▸ **SUPPLIED MATERIAL**
---+---

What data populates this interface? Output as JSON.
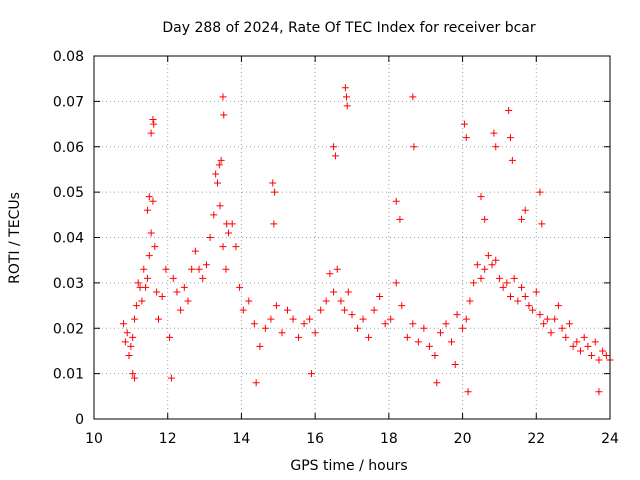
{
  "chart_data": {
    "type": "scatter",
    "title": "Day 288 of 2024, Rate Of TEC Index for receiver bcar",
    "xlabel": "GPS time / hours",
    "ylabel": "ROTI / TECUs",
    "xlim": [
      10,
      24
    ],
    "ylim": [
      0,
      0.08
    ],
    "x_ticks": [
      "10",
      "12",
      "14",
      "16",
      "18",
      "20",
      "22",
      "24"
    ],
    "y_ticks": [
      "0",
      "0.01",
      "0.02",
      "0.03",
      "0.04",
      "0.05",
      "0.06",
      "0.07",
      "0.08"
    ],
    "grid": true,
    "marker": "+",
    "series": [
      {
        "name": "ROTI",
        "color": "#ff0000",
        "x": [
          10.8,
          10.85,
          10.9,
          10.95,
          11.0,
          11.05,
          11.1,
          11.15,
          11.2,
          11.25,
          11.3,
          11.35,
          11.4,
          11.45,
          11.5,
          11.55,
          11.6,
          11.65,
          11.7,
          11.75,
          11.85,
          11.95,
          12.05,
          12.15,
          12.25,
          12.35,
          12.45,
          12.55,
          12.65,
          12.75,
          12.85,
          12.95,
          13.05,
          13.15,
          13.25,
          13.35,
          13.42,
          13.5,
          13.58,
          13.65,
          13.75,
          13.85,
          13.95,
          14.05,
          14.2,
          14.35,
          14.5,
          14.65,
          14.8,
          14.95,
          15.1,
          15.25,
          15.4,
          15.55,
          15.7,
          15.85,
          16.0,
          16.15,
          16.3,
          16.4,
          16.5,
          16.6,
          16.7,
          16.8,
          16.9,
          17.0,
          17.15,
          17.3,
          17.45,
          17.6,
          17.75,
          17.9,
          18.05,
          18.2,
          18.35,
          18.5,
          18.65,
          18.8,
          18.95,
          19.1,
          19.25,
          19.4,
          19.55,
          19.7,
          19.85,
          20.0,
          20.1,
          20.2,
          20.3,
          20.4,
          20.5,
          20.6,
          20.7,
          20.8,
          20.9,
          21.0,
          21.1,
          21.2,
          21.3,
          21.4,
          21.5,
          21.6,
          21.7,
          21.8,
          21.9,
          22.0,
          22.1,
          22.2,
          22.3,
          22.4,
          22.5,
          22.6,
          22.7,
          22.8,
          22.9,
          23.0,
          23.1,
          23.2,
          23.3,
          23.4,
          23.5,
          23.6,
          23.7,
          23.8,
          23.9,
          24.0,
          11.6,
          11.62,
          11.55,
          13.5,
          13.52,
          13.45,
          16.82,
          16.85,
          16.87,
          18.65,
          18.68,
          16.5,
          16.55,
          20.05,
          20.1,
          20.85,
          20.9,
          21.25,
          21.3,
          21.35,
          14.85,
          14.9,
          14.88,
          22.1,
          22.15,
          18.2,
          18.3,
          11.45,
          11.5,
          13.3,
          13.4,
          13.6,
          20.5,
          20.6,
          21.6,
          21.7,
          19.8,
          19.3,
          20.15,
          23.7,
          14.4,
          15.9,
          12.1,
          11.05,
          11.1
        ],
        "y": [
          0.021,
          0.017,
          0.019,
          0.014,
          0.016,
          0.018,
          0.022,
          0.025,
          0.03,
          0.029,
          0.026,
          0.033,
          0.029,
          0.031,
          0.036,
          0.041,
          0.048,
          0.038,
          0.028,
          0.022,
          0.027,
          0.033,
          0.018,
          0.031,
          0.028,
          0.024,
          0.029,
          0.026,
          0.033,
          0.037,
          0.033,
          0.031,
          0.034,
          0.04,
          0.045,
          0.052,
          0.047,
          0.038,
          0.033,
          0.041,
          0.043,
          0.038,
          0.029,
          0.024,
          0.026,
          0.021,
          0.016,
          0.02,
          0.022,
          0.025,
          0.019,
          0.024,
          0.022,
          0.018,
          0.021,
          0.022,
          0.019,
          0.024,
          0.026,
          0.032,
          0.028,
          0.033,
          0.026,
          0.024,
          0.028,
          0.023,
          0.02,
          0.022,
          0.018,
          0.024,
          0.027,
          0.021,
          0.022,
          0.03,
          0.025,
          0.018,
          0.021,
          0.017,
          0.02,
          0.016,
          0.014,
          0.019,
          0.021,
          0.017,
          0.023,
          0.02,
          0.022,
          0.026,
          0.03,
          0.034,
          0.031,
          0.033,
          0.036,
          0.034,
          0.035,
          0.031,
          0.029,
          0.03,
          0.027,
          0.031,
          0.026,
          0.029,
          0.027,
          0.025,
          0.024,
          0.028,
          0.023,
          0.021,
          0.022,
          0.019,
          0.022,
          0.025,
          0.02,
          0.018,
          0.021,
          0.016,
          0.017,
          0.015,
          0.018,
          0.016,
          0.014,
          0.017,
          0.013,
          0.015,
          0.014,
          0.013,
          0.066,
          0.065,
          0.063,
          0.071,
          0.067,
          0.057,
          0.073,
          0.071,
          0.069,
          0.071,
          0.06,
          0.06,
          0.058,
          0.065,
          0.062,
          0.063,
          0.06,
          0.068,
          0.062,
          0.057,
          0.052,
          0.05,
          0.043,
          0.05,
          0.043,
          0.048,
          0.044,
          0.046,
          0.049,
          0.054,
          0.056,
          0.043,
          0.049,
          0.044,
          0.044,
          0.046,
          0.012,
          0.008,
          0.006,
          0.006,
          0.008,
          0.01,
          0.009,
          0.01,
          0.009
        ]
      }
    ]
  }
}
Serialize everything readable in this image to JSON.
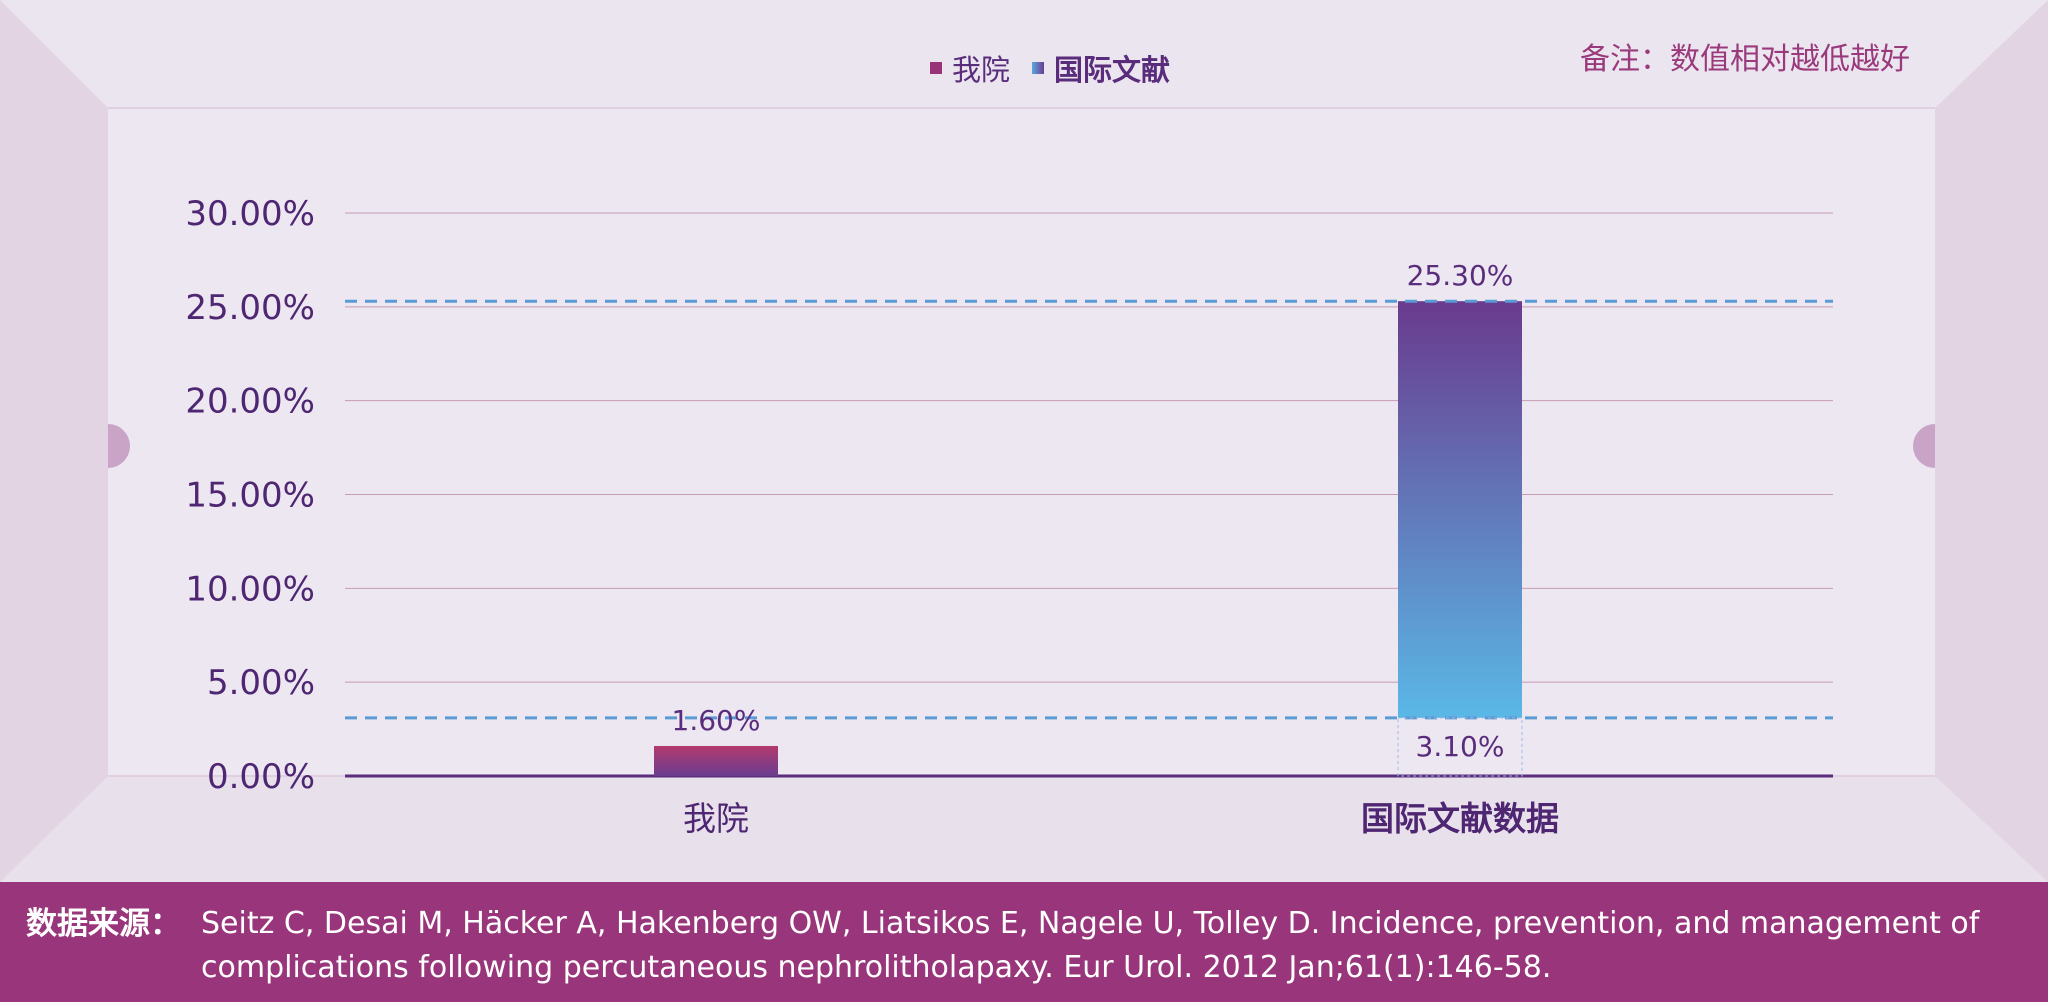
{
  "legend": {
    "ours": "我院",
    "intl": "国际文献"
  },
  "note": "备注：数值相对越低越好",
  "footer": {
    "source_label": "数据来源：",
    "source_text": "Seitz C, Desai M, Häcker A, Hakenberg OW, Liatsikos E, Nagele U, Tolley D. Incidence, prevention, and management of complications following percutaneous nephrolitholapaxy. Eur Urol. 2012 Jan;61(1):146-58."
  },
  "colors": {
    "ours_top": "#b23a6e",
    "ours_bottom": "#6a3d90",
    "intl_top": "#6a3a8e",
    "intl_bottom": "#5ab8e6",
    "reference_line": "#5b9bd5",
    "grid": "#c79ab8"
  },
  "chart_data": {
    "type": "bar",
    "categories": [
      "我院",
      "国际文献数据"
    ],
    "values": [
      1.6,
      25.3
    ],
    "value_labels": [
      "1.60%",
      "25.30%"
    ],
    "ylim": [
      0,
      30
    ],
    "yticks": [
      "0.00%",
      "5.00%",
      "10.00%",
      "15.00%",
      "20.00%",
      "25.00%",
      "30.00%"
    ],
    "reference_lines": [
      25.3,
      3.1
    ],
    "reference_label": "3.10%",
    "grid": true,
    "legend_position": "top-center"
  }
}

---+---

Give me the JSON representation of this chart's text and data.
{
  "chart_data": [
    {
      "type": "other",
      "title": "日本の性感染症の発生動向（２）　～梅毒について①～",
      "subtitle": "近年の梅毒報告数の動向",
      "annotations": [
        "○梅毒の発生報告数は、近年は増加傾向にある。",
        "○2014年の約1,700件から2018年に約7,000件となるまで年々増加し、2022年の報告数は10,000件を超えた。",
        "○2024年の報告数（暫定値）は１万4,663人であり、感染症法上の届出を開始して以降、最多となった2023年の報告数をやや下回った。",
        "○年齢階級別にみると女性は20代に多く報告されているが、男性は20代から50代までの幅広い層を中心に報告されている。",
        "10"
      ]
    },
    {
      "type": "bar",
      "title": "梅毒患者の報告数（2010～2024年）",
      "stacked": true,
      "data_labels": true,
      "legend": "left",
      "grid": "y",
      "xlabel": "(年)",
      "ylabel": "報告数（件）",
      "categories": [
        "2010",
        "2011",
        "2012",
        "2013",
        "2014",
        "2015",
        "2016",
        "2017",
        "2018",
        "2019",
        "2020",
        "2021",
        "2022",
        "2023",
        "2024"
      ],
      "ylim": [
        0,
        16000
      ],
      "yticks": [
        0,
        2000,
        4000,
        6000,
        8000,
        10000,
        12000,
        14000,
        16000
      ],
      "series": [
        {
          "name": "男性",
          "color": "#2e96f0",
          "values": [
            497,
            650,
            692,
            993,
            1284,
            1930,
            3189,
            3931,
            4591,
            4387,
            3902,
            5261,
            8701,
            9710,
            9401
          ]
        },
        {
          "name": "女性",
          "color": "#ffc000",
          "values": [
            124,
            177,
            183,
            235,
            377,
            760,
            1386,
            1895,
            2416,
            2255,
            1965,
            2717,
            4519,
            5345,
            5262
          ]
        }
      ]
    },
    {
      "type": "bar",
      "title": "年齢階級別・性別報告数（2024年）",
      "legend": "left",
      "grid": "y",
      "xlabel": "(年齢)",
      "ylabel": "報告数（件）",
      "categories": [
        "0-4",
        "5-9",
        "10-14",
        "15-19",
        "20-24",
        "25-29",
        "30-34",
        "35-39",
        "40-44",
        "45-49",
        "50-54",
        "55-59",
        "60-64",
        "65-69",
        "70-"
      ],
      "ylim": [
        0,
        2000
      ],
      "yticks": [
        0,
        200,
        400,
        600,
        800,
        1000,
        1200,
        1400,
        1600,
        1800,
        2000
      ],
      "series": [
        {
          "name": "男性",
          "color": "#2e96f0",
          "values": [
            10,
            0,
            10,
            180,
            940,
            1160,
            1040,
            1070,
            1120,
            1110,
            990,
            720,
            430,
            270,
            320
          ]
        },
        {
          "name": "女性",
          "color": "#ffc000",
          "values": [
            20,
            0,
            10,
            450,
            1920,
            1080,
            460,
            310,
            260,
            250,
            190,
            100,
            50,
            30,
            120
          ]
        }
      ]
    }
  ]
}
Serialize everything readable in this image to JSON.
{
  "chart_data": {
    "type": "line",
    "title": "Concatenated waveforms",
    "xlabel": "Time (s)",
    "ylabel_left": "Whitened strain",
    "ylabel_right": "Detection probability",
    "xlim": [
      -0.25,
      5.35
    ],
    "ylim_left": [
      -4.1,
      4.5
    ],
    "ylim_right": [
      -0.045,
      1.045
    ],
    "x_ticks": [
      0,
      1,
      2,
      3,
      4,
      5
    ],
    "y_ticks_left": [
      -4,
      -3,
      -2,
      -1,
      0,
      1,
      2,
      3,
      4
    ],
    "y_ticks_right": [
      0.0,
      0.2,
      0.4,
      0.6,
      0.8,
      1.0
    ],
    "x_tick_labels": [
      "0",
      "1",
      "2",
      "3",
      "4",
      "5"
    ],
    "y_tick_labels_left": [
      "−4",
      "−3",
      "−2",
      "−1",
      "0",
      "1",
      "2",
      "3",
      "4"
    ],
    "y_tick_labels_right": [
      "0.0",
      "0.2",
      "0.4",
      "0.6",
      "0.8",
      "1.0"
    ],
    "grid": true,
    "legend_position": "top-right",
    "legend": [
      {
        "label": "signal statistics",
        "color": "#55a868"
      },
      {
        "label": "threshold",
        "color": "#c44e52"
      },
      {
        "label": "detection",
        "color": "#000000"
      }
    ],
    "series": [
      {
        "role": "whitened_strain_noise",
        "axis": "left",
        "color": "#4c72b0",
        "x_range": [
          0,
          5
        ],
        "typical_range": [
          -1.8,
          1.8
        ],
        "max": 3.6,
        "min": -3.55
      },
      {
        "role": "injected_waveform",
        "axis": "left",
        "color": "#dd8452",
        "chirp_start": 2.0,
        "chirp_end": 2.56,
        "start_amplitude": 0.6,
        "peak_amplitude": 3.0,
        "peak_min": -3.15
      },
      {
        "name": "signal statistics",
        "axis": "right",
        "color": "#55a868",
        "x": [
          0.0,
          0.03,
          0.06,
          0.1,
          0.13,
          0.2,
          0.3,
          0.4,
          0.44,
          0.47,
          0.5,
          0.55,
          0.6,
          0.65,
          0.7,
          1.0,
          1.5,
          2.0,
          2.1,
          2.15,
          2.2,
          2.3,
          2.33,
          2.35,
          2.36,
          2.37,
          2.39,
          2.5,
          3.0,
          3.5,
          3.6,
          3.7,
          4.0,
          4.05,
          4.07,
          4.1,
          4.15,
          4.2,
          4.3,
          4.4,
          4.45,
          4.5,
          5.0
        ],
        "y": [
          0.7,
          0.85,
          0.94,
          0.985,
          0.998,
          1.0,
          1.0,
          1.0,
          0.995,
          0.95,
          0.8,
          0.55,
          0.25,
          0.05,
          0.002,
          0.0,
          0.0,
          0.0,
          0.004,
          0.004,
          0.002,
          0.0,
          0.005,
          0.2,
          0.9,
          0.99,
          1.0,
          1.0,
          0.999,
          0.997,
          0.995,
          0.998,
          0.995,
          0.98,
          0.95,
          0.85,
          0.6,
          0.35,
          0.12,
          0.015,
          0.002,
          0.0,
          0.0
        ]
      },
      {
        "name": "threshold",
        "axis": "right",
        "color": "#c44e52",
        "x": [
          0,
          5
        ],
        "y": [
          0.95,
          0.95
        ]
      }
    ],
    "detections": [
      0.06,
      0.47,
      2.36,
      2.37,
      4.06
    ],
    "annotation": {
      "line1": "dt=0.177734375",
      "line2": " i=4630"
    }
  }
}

---+---

▸ **AIM**
From the entries, copy out each line containing the word "JSON".

▸ **RESULT FOR THIS TASK**
What data populates this interface? Output as JSON.
Serialize everything readable in this image to JSON.
Give me the JSON representation of this chart's text and data.
Serialize everything readable in this image to JSON.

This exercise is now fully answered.